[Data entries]
· · · · ·

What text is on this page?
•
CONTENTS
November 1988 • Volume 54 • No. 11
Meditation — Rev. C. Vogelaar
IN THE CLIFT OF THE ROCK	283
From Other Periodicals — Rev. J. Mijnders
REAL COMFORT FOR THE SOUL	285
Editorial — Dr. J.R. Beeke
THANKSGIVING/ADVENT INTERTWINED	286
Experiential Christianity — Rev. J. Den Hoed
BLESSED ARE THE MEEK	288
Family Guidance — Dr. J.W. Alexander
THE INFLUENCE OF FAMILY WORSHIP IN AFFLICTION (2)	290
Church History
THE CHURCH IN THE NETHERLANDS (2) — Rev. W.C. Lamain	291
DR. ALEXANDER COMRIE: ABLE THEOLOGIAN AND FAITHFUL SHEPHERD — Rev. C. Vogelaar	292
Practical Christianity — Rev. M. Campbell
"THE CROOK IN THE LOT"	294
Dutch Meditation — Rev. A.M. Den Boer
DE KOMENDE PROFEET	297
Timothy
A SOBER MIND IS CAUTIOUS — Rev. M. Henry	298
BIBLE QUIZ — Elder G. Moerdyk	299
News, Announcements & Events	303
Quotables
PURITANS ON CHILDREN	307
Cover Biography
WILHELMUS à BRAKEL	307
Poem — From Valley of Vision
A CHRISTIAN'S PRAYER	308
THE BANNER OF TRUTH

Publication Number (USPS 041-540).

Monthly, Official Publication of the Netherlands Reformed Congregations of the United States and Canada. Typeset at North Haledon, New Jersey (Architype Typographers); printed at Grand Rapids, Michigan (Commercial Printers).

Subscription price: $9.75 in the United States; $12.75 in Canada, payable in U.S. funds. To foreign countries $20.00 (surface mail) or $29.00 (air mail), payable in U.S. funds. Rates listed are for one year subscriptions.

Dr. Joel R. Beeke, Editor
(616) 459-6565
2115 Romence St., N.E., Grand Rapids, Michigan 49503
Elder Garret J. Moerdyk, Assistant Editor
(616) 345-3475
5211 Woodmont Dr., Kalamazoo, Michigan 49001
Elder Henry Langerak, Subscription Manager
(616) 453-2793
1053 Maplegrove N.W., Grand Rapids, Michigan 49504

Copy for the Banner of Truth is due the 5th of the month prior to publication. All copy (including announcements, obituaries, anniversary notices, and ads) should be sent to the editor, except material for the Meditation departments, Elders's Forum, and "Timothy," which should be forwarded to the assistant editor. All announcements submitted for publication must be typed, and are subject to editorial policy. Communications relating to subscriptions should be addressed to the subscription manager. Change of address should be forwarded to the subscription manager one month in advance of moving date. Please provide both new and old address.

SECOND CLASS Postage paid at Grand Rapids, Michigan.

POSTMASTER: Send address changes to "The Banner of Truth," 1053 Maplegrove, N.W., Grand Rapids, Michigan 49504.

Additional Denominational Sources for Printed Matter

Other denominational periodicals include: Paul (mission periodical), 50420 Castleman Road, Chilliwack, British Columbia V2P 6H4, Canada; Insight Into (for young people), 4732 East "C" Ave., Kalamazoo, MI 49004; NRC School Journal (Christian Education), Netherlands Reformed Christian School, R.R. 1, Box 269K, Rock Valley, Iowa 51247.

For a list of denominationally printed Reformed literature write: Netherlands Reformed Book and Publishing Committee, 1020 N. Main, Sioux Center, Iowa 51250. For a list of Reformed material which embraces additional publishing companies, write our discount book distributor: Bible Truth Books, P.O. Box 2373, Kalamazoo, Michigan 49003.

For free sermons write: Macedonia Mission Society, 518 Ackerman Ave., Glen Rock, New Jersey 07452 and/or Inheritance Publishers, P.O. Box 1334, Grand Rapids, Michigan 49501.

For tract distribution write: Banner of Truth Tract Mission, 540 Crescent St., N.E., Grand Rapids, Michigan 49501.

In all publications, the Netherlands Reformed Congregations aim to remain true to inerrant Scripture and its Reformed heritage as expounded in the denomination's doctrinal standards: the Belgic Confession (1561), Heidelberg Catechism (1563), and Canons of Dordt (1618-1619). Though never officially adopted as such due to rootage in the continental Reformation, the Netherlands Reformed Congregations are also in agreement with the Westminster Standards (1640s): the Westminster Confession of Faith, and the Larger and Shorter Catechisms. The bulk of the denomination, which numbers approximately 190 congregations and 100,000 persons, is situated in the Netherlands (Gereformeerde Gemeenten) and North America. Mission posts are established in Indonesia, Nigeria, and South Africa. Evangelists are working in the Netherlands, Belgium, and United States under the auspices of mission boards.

· · · · ·

_WHAT THE TASK ASKS_.
Quote the listing in full, please, keeping every line exact.

_EXERCISE RESULT_.
What text is on this page?
•
CONTENTS
November 1988 • Volume 54 • No. 11
Meditation — Rev. C. Vogelaar
IN THE CLIFT OF THE ROCK	283
From Other Periodicals — Rev. J. Mijnders
REAL COMFORT FOR THE SOUL	285
Editorial — Dr. J.R. Beeke
THANKSGIVING/ADVENT INTERTWINED	286
Experiential Christianity — Rev. J. Den Hoed
BLESSED ARE THE MEEK	288
Family Guidance — Dr. J.W. Alexander
THE INFLUENCE OF FAMILY WORSHIP IN AFFLICTION (2)	290
Church History
THE CHURCH IN THE NETHERLANDS (2) — Rev. W.C. Lamain	291
DR. ALEXANDER COMRIE: ABLE THEOLOGIAN AND FAITHFUL SHEPHERD — Rev. C. Vogelaar	292
Practical Christianity — Rev. M. Campbell
"THE CROOK IN THE LOT"	294
Dutch Meditation — Rev. A.M. Den Boer
DE KOMENDE PROFEET	297
Timothy
A SOBER MIND IS CAUTIOUS — Rev. M. Henry	298
BIBLE QUIZ — Elder G. Moerdyk	299
News, Announcements & Events	303
Quotables
PURITANS ON CHILDREN	307
Cover Biography
WILHELMUS à BRAKEL	307
Poem — From Valley of Vision
A CHRISTIAN'S PRAYER	308
THE BANNER OF TRUTH

Publication Number (USPS 041-540).

Monthly, Official Publication of the Netherlands Reformed Congregations of the United States and Canada. Typeset at North Haledon, New Jersey (Architype Typographers); printed at Grand Rapids, Michigan (Commercial Printers).

Subscription price: $9.75 in the United States; $12.75 in Canada, payable in U.S. funds. To foreign countries $20.00 (surface mail) or $29.00 (air mail), payable in U.S. funds. Rates listed are for one year subscriptions.

Dr. Joel R. Beeke, Editor
(616) 459-6565
2115 Romence St., N.E., Grand Rapids, Michigan 49503
Elder Garret J. Moerdyk, Assistant Editor
(616) 345-3475
5211 Woodmont Dr., Kalamazoo, Michigan 49001
Elder Henry Langerak, Subscription Manager
(616) 453-2793
1053 Maplegrove N.W., Grand Rapids, Michigan 49504

Copy for the Banner of Truth is due the 5th of the month prior to publication. All copy (including announcements, obituaries, anniversary notices, and ads) should be sent to the editor, except material for the Meditation departments, Elders's Forum, and "Timothy," which should be forwarded to the assistant editor. All announcements submitted for publication must be typed, and are subject to editorial policy. Communications relating to subscriptions should be addressed to the subscription manager. Change of address should be forwarded to the subscription manager one month in advance of moving date. Please provide both new and old address.

SECOND CLASS Postage paid at Grand Rapids, Michigan.

POSTMASTER: Send address changes to "The Banner of Truth," 1053 Maplegrove, N.W., Grand Rapids, Michigan 49504.

Additional Denominational Sources for Printed Matter

Other denominational periodicals include: Paul (mission periodical), 50420 Castleman Road, Chilliwack, British Columbia V2P 6H4, Canada; Insight Into (for young people), 4732 East "C" Ave., Kalamazoo, MI 49004; NRC School Journal (Christian Education), Netherlands Reformed Christian School, R.R. 1, Box 269K, Rock Valley, Iowa 51247.

For a list of denominationally printed Reformed literature write: Netherlands Reformed Book and Publishing Committee, 1020 N. Main, Sioux Center, Iowa 51250. For a list of Reformed material which embraces additional publishing companies, write our discount book distributor: Bible Truth Books, P.O. Box 2373, Kalamazoo, Michigan 49003.

For free sermons write: Macedonia Mission Society, 518 Ackerman Ave., Glen Rock, New Jersey 07452 and/or Inheritance Publishers, P.O. Box 1334, Grand Rapids, Michigan 49501.

For tract distribution write: Banner of Truth Tract Mission, 540 Crescent St., N.E., Grand Rapids, Michigan 49501.

In all publications, the Netherlands Reformed Congregations aim to remain true to inerrant Scripture and its Reformed heritage as expounded in the denomination's doctrinal standards: the Belgic Confession (1561), Heidelberg Catechism (1563), and Canons of Dordt (1618-1619). Though never officially adopted as such due to rootage in the continental Reformation, the Netherlands Reformed Congregations are also in agreement with the Westminster Standards (1640s): the Westminster Confession of Faith, and the Larger and Shorter Catechisms. The bulk of the denomination, which numbers approximately 190 congregations and 100,000 persons, is situated in the Netherlands (Gereformeerde Gemeenten) and North America. Mission posts are established in Indonesia, Nigeria, and South Africa. Evangelists are working in the Netherlands, Belgium, and United States under the auspices of mission boards.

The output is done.